Dataset items
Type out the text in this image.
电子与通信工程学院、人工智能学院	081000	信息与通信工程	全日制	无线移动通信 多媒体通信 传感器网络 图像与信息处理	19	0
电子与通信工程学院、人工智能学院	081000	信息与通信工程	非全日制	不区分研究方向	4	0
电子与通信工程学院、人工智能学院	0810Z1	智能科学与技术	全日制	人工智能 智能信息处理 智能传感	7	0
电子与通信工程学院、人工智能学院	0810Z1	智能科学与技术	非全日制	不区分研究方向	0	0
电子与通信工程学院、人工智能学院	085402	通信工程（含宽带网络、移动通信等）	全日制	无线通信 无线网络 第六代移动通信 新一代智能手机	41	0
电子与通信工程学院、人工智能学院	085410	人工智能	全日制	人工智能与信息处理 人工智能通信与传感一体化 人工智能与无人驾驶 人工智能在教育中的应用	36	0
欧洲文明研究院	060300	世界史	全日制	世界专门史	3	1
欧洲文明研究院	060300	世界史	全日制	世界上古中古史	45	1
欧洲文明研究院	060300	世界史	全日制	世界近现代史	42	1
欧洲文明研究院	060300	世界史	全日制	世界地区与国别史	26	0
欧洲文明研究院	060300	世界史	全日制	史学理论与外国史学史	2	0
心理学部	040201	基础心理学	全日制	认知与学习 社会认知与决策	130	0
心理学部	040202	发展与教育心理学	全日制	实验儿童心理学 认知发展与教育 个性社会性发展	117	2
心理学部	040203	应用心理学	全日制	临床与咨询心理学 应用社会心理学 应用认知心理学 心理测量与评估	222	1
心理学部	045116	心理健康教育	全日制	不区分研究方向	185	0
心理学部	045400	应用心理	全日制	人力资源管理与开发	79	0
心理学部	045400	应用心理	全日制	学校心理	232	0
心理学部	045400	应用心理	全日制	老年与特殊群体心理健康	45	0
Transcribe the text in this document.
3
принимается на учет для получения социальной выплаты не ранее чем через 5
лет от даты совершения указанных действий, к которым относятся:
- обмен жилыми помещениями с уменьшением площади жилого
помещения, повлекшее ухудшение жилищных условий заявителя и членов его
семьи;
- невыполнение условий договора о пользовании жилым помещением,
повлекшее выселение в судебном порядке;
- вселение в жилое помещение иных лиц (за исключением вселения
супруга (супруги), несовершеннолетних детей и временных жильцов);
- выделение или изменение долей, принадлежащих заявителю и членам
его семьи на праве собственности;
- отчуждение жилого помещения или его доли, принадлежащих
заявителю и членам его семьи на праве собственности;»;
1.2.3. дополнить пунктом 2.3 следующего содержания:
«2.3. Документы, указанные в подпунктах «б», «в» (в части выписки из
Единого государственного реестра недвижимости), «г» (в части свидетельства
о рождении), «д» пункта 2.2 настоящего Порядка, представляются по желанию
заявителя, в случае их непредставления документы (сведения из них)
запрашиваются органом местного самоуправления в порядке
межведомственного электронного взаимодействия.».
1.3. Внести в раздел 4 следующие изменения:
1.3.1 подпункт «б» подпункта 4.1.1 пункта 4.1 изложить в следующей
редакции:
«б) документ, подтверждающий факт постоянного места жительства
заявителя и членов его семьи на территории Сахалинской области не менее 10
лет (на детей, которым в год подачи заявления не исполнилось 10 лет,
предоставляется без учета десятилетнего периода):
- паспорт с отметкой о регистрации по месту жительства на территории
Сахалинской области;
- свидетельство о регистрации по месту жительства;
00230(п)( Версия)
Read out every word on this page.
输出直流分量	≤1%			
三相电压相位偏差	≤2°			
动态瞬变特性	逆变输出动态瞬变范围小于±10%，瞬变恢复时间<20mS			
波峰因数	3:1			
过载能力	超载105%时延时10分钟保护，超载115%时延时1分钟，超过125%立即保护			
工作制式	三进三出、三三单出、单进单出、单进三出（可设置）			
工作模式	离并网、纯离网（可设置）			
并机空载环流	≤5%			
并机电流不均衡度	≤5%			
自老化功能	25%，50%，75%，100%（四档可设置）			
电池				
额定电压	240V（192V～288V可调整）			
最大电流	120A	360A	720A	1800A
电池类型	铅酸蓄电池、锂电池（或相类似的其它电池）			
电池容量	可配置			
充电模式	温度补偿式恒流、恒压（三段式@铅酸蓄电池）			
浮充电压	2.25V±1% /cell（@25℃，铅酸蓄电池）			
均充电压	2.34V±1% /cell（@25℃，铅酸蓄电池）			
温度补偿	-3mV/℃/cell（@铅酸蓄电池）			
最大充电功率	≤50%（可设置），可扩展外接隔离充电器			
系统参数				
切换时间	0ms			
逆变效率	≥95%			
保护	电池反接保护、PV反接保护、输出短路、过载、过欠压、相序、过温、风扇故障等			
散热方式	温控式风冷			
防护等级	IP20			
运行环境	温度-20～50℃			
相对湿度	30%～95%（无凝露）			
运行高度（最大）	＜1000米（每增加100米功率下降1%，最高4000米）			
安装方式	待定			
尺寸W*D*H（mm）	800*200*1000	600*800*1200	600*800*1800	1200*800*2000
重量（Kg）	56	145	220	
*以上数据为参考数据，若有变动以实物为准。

> [WORK INSTRUCTIONS] Output the data above exactly, please, line for line.

> [EXERCISE RESPONSE]
Type out the text in this image.
电子与通信工程学院、人工智能学院	081000	信息与通信工程	全日制	无线移动通信 多媒体通信 传感器网络 图像与信息处理	19	0
电子与通信工程学院、人工智能学院	081000	信息与通信工程	非全日制	不区分研究方向	4	0
电子与通信工程学院、人工智能学院	0810Z1	智能科学与技术	全日制	人工智能 智能信息处理 智能传感	7	0
电子与通信工程学院、人工智能学院	0810Z1	智能科学与技术	非全日制	不区分研究方向	0	0
电子与通信工程学院、人工智能学院	085402	通信工程（含宽带网络、移动通信等）	全日制	无线通信 无线网络 第六代移动通信 新一代智能手机	41	0
电子与通信工程学院、人工智能学院	085410	人工智能	全日制	人工智能与信息处理 人工智能通信与传感一体化 人工智能与无人驾驶 人工智能在教育中的应用	36	0
欧洲文明研究院	060300	世界史	全日制	世界专门史	3	1
欧洲文明研究院	060300	世界史	全日制	世界上古中古史	45	1
欧洲文明研究院	060300	世界史	全日制	世界近现代史	42	1
欧洲文明研究院	060300	世界史	全日制	世界地区与国别史	26	0
欧洲文明研究院	060300	世界史	全日制	史学理论与外国史学史	2	0
心理学部	040201	基础心理学	全日制	认知与学习 社会认知与决策	130	0
心理学部	040202	发展与教育心理学	全日制	实验儿童心理学 认知发展与教育 个性社会性发展	117	2
心理学部	040203	应用心理学	全日制	临床与咨询心理学 应用社会心理学 应用认知心理学 心理测量与评估	222	1
心理学部	045116	心理健康教育	全日制	不区分研究方向	185	0
心理学部	045400	应用心理	全日制	人力资源管理与开发	79	0
心理学部	045400	应用心理	全日制	学校心理	232	0
心理学部	045400	应用心理	全日制	老年与特殊群体心理健康	45	0
Transcribe the text in this document.
3
принимается на учет для получения социальной выплаты не ранее чем через 5
лет от даты совершения указанных действий, к которым относятся:
- обмен жилыми помещениями с уменьшением площади жилого
помещения, повлекшее ухудшение жилищных условий заявителя и членов его
семьи;
- невыполнение условий договора о пользовании жилым помещением,
повлекшее выселение в судебном порядке;
- вселение в жилое помещение иных лиц (за исключением вселения
супруга (супруги), несовершеннолетних детей и временных жильцов);
- выделение или изменение долей, принадлежащих заявителю и членам
его семьи на праве собственности;
- отчуждение жилого помещения или его доли, принадлежащих
заявителю и членам его семьи на праве собственности;»;
1.2.3. дополнить пунктом 2.3 следующего содержания:
«2.3. Документы, указанные в подпунктах «б», «в» (в части выписки из
Единого государственного реестра недвижимости), «г» (в части свидетельства
о рождении), «д» пункта 2.2 настоящего Порядка, представляются по желанию
заявителя, в случае их непредставления документы (сведения из них)
запрашиваются органом местного самоуправления в порядке
межведомственного электронного взаимодействия.».
1.3. Внести в раздел 4 следующие изменения:
1.3.1 подпункт «б» подпункта 4.1.1 пункта 4.1 изложить в следующей
редакции:
«б) документ, подтверждающий факт постоянного места жительства
заявителя и членов его семьи на территории Сахалинской области не менее 10
лет (на детей, которым в год подачи заявления не исполнилось 10 лет,
предоставляется без учета десятилетнего периода):
- паспорт с отметкой о регистрации по месту жительства на территории
Сахалинской области;
- свидетельство о регистрации по месту жительства;
00230(п)( Версия)
Read out every word on this page.
输出直流分量	≤1%			
三相电压相位偏差	≤2°			
动态瞬变特性	逆变输出动态瞬变范围小于±10%，瞬变恢复时间<20mS			
波峰因数	3:1			
过载能力	超载105%时延时10分钟保护，超载115%时延时1分钟，超过125%立即保护			
工作制式	三进三出、三三单出、单进单出、单进三出（可设置）			
工作模式	离并网、纯离网（可设置）			
并机空载环流	≤5%			
并机电流不均衡度	≤5%			
自老化功能	25%，50%，75%，100%（四档可设置）			
电池				
额定电压	240V（192V～288V可调整）			
最大电流	120A	360A	720A	1800A
电池类型	铅酸蓄电池、锂电池（或相类似的其它电池）			
电池容量	可配置			
充电模式	温度补偿式恒流、恒压（三段式@铅酸蓄电池）			
浮充电压	2.25V±1% /cell（@25℃，铅酸蓄电池）			
均充电压	2.34V±1% /cell（@25℃，铅酸蓄电池）			
温度补偿	-3mV/℃/cell（@铅酸蓄电池）			
最大充电功率	≤50%（可设置），可扩展外接隔离充电器			
系统参数				
切换时间	0ms			
逆变效率	≥95%			
保护	电池反接保护、PV反接保护、输出短路、过载、过欠压、相序、过温、风扇故障等			
散热方式	温控式风冷			
防护等级	IP20			
运行环境	温度-20～50℃			
相对湿度	30%～95%（无凝露）			
运行高度（最大）	＜1000米（每增加100米功率下降1%，最高4000米）			
安装方式	待定			
尺寸W*D*H（mm）	800*200*1000	600*800*1200	600*800*1800	1200*800*2000
重量（Kg）	56	145	220	
*以上数据为参考数据，若有变动以实物为准。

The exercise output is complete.